▶ [Exercise task]
Count every line below in which "comeback" occurs, then give only the count.

[Dataset records]
····················

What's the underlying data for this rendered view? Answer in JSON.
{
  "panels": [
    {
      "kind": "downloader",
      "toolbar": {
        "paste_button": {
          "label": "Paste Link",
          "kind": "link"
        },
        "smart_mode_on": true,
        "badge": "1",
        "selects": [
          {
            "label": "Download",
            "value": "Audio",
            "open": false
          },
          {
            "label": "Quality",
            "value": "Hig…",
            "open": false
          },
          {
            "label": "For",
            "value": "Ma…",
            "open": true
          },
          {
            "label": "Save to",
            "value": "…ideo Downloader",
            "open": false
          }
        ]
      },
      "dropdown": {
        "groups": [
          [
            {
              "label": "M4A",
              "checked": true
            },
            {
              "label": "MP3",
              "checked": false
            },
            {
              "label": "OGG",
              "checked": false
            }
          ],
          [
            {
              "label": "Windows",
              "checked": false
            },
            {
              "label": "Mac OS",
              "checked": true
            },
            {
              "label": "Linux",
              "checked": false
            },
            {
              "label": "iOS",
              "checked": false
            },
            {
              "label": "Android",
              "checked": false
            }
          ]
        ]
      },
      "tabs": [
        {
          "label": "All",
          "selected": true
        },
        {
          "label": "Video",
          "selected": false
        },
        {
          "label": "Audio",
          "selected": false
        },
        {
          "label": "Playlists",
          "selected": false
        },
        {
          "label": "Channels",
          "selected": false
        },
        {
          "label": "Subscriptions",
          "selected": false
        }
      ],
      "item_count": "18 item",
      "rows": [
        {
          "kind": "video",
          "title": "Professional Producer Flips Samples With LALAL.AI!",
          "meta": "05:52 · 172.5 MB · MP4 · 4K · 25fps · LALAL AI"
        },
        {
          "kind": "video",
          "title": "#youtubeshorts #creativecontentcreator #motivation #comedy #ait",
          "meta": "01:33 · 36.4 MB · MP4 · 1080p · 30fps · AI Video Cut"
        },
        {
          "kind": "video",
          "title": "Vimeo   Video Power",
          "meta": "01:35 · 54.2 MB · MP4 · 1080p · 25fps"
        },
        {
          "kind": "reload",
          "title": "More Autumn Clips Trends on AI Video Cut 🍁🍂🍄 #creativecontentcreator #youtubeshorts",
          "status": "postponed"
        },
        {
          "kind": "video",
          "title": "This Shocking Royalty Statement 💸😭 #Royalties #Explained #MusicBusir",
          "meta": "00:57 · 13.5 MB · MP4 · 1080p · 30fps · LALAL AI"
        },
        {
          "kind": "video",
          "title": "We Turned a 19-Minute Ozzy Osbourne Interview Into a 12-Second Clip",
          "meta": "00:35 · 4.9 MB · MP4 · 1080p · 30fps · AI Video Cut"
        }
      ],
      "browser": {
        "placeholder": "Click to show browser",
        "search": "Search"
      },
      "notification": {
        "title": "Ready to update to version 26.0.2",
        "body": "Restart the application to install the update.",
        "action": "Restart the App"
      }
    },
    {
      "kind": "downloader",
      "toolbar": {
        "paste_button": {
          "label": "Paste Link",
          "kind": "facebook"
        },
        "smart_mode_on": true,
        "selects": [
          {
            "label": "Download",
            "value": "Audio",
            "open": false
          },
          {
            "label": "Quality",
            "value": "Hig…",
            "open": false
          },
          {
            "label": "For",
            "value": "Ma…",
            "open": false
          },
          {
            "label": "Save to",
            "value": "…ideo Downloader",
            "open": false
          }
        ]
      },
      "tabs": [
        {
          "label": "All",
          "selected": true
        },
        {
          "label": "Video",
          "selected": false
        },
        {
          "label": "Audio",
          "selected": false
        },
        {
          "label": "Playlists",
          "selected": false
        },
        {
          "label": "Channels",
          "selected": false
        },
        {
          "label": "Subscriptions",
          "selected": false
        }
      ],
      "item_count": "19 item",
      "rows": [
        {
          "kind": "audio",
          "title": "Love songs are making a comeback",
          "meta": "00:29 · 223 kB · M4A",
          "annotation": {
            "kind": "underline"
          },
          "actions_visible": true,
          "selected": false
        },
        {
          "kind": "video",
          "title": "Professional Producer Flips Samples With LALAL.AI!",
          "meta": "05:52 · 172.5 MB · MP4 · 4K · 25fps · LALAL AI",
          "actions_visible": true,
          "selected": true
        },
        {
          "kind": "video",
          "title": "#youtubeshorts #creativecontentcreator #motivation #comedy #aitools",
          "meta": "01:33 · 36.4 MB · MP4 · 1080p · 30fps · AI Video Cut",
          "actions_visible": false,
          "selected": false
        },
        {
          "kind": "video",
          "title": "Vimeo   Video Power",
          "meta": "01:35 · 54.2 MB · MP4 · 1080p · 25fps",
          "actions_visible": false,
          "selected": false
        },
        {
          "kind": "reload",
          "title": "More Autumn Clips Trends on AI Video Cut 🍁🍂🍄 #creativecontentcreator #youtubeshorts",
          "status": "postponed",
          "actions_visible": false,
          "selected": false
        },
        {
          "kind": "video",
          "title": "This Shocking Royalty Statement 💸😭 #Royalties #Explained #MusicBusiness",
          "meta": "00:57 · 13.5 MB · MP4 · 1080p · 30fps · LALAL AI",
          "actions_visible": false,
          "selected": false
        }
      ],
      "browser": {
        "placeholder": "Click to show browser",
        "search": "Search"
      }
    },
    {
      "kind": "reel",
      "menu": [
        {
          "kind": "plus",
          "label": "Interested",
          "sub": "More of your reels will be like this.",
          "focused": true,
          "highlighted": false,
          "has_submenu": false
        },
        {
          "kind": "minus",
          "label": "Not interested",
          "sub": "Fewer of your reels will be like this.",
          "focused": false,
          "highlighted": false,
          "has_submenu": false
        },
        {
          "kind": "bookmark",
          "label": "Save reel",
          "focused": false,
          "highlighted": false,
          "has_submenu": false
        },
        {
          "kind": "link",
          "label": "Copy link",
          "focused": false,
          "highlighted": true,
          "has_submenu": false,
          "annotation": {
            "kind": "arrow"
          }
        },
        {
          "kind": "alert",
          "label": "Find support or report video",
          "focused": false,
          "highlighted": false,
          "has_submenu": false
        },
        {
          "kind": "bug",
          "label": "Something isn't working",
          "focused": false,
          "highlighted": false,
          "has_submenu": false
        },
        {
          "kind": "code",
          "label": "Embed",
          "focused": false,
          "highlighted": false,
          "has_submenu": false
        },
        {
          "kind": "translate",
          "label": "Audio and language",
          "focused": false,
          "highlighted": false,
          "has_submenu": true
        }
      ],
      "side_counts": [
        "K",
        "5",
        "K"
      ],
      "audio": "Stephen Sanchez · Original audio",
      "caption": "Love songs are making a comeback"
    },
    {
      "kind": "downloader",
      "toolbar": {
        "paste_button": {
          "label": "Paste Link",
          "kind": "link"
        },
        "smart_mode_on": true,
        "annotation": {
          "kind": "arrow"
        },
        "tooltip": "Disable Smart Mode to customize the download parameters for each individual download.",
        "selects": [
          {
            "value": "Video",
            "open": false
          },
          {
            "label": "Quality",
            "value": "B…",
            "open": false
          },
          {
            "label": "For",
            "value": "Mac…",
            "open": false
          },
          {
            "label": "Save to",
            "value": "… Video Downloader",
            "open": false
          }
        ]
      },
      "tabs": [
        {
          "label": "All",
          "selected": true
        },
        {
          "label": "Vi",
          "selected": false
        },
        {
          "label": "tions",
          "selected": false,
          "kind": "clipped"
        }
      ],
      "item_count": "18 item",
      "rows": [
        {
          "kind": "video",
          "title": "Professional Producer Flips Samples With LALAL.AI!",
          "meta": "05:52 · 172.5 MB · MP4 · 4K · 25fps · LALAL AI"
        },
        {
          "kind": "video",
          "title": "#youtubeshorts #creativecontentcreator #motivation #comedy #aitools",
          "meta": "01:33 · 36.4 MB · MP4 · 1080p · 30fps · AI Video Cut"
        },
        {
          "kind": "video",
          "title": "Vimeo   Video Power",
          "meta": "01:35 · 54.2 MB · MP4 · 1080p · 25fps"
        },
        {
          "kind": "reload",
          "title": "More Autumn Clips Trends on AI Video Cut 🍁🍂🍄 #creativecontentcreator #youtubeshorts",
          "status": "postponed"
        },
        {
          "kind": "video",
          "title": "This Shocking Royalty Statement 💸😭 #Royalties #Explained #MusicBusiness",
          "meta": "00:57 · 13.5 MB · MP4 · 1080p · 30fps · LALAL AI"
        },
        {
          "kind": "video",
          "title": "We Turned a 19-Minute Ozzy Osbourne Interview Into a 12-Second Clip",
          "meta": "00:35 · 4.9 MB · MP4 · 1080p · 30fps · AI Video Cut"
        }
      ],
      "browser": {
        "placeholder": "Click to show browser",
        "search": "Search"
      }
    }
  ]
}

····················

▶ [Exercise answer]
2